---------- EXTRACTED ENTRIES

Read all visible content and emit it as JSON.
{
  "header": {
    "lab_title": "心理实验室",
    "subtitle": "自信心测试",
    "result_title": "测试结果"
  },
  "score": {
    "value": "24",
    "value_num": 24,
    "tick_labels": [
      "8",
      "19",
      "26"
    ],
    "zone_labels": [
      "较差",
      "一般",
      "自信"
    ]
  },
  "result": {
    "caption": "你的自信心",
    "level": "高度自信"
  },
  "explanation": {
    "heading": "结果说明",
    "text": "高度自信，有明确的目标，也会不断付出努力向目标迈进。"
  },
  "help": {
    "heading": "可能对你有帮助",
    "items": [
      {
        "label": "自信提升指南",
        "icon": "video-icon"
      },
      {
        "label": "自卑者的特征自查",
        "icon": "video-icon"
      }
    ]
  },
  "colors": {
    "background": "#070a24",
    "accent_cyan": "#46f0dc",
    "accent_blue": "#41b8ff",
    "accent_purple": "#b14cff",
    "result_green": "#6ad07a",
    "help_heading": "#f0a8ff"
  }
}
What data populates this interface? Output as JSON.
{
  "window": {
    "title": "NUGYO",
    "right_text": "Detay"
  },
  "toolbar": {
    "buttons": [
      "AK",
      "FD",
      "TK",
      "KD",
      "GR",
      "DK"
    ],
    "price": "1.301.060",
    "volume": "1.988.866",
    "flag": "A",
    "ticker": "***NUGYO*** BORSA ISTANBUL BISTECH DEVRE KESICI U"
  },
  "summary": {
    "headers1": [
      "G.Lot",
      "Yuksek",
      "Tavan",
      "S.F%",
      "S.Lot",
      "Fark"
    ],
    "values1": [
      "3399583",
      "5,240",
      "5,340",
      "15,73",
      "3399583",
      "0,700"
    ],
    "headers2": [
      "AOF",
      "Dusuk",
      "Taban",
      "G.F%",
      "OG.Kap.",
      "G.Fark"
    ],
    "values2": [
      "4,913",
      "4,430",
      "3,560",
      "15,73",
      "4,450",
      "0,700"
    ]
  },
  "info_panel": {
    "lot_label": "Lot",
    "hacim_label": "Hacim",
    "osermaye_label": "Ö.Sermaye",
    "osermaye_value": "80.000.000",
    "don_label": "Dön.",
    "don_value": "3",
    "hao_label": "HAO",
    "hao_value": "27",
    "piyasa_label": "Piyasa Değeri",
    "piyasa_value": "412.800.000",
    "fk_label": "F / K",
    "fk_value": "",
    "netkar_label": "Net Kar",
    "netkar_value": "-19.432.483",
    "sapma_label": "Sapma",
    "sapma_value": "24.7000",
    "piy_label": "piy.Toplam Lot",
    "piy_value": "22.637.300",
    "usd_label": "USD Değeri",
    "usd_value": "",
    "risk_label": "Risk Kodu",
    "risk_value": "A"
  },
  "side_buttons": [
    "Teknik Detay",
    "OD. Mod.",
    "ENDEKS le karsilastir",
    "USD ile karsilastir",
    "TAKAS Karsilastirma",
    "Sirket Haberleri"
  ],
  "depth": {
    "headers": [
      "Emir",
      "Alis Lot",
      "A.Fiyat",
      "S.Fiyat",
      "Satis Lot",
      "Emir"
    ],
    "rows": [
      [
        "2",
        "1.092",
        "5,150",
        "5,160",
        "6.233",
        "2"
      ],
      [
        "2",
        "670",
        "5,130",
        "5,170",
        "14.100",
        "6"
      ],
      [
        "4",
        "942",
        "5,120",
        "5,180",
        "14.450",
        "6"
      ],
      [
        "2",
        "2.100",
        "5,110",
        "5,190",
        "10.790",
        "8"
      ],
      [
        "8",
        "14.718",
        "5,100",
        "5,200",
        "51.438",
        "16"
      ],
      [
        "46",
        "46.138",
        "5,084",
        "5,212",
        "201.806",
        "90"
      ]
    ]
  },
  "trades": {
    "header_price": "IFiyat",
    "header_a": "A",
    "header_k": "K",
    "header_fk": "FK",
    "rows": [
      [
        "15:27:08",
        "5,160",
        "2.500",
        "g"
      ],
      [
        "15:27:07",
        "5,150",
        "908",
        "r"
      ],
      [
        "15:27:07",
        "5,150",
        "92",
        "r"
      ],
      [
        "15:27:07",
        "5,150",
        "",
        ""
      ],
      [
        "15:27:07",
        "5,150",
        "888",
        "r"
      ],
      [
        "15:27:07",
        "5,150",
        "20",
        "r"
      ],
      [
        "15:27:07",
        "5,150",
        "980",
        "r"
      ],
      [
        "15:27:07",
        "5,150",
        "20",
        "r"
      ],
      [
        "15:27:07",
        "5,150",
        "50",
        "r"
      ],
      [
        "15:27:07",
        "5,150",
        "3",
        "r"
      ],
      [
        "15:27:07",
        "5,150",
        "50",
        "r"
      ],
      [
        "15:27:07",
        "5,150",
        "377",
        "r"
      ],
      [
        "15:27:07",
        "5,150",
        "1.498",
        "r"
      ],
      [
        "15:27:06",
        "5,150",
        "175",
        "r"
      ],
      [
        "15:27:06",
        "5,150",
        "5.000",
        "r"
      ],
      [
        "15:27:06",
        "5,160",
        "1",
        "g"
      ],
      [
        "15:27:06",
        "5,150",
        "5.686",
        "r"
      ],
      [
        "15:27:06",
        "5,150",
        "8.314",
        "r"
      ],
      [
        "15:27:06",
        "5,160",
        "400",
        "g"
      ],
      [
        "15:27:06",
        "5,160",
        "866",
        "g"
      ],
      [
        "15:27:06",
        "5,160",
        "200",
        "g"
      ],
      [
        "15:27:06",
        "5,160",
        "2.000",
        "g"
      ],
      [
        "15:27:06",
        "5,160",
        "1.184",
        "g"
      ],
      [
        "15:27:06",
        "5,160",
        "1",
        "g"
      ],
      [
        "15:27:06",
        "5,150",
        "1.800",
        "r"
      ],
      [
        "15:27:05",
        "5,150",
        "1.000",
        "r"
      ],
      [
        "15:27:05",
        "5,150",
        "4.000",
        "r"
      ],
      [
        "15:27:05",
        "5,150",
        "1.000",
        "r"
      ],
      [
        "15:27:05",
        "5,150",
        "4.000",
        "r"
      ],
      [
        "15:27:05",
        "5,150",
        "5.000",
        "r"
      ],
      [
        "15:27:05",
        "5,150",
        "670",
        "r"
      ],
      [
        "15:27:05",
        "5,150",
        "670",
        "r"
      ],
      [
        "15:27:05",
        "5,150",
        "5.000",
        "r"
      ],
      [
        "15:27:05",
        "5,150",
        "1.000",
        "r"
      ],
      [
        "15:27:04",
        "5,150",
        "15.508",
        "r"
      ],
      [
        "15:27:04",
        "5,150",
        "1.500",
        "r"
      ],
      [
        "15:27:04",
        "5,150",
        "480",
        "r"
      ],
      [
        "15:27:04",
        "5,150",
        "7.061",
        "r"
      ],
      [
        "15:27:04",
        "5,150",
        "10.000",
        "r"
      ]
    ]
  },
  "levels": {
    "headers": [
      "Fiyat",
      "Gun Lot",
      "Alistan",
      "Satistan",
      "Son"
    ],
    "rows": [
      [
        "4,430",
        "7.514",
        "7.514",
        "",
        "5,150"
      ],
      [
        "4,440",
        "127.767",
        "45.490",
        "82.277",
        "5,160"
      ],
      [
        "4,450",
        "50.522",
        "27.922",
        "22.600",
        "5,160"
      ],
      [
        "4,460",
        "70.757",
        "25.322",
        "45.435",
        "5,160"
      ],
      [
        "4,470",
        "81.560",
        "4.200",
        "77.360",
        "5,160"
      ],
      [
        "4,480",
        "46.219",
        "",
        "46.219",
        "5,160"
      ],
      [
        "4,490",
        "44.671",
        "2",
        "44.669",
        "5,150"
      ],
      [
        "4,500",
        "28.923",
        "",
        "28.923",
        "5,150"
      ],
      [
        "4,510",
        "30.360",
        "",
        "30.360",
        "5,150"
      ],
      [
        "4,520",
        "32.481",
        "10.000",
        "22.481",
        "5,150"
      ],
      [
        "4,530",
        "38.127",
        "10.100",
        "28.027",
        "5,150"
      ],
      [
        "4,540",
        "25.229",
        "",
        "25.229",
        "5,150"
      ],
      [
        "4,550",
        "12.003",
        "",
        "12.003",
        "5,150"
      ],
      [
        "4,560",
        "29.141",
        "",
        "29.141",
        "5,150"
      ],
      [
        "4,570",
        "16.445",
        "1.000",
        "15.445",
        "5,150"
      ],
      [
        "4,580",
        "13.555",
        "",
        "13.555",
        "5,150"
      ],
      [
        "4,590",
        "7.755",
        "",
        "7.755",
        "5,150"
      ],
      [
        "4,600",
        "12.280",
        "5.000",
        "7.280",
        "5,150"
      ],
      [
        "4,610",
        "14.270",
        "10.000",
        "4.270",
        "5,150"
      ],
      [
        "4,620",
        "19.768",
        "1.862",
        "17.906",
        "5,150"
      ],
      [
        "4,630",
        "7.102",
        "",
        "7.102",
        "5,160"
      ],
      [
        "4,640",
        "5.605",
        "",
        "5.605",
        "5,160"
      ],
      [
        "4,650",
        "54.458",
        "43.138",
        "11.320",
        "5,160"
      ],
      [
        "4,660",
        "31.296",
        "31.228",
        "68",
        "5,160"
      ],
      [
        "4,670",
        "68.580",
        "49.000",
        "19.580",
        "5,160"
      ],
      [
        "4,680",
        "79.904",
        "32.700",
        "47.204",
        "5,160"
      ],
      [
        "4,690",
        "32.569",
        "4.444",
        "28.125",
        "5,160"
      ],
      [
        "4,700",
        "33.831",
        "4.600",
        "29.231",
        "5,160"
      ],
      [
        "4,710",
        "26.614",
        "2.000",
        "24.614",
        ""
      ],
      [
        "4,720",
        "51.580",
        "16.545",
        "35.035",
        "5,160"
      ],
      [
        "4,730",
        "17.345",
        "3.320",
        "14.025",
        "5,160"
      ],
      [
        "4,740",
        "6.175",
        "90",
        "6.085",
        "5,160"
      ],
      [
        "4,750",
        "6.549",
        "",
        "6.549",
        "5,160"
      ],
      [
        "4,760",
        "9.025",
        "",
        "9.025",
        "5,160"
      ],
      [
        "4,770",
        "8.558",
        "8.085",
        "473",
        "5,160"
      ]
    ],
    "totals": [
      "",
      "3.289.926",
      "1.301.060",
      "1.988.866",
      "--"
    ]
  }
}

--------------------

In the entries above, identify every line with the string "JSON".

Read all visible content and emit it as JSON.
What data populates this interface? Output as JSON.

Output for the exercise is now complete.